> **Given request**: Locate all lines with the word "Customer". Copy them.

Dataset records
***

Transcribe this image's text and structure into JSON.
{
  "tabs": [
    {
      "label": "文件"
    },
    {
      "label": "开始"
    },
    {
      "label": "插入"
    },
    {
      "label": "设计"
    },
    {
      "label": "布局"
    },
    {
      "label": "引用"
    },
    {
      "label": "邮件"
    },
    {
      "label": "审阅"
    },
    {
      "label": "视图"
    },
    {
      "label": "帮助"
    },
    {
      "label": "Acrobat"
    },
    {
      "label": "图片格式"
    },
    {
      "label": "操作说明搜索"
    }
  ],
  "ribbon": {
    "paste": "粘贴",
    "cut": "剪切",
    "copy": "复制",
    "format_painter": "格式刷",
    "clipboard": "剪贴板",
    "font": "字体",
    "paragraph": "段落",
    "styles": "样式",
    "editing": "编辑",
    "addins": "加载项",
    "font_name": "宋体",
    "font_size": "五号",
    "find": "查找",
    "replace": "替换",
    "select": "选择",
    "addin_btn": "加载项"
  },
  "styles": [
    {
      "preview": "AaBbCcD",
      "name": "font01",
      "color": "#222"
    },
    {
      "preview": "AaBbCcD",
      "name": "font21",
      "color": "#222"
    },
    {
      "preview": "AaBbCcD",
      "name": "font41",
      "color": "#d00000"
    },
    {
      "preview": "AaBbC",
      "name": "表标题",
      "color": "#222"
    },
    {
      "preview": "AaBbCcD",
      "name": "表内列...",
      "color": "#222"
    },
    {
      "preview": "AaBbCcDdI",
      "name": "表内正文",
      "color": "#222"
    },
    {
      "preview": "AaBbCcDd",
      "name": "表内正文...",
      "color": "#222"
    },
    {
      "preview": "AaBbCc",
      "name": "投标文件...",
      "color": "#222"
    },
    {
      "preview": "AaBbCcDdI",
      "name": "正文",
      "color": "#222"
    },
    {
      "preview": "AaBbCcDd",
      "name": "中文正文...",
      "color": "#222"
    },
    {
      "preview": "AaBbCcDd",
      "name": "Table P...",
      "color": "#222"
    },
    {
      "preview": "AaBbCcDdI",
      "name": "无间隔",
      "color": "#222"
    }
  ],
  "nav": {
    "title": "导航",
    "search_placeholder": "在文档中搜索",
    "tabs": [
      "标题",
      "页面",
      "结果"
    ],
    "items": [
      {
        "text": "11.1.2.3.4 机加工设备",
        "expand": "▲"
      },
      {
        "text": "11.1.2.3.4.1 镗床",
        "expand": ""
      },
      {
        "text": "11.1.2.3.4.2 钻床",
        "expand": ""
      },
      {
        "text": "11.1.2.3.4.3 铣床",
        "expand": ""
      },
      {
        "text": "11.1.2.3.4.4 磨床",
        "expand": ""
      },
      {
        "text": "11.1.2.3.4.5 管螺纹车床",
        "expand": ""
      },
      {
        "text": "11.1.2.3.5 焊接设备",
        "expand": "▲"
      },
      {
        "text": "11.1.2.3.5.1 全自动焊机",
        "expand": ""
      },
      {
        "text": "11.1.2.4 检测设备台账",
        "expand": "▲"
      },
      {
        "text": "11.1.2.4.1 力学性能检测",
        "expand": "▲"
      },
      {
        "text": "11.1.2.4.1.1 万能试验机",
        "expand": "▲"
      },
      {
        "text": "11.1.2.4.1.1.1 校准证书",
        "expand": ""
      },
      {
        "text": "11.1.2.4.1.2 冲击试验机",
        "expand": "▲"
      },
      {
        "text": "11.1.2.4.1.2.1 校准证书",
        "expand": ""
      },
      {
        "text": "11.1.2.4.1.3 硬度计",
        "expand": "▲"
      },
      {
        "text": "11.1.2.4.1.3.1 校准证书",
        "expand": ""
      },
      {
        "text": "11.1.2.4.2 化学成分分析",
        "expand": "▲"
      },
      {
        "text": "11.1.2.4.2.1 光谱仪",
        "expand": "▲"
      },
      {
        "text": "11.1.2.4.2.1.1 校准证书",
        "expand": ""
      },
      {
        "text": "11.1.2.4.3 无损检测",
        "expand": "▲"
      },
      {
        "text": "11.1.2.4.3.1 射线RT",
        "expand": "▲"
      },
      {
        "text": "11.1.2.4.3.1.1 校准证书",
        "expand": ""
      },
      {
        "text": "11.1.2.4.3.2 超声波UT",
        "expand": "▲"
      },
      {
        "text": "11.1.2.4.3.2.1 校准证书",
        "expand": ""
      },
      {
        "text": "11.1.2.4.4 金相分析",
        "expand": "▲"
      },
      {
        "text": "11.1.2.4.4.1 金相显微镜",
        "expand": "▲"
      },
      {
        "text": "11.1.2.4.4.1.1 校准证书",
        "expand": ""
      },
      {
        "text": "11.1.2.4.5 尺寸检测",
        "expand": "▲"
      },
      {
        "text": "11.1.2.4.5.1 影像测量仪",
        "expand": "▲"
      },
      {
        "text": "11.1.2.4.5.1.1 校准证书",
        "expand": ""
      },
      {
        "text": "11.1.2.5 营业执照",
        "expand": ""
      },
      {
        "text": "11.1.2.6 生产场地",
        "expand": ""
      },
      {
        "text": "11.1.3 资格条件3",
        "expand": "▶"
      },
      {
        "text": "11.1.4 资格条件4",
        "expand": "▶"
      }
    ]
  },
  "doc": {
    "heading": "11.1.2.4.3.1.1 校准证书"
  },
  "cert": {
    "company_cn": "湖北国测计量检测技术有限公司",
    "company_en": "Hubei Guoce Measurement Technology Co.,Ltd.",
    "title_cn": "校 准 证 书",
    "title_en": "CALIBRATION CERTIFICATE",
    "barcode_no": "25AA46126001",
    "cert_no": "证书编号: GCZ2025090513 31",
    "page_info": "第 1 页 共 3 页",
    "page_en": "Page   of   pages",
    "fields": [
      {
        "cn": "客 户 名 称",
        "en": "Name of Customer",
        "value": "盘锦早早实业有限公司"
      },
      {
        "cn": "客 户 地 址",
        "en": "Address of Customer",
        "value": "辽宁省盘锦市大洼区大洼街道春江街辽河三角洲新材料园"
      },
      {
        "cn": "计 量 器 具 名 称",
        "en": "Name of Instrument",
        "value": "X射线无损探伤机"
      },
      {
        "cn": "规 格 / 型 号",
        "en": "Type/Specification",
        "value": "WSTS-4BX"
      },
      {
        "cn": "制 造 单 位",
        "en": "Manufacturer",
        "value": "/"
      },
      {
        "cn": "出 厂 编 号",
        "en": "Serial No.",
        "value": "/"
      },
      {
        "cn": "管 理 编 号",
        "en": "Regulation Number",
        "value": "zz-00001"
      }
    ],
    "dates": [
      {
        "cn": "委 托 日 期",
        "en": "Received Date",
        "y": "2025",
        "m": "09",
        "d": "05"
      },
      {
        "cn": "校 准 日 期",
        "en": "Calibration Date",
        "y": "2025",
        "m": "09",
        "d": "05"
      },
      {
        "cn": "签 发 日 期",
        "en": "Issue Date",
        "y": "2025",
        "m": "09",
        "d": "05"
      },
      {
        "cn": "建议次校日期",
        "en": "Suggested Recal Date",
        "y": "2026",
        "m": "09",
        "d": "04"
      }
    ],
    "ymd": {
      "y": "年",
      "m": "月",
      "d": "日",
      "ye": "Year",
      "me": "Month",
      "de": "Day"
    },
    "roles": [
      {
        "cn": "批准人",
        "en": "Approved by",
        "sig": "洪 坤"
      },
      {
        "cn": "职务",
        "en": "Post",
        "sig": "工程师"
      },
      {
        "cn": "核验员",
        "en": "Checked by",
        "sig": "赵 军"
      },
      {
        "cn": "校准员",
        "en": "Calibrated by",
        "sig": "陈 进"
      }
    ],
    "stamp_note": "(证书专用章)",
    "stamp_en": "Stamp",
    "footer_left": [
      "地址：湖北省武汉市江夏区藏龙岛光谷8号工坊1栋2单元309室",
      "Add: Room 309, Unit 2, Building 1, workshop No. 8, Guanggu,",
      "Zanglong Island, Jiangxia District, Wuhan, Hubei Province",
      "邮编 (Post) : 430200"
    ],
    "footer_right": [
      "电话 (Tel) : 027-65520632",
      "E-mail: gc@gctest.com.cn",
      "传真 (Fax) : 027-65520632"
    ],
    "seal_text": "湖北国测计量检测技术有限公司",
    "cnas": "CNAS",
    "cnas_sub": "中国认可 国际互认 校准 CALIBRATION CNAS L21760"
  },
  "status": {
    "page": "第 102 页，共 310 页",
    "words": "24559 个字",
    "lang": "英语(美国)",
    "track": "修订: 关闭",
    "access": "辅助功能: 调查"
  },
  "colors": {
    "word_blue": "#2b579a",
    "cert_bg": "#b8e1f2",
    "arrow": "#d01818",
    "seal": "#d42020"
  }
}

***

> **The output**:
        "en": "Name of Customer",
        "en": "Address of Customer",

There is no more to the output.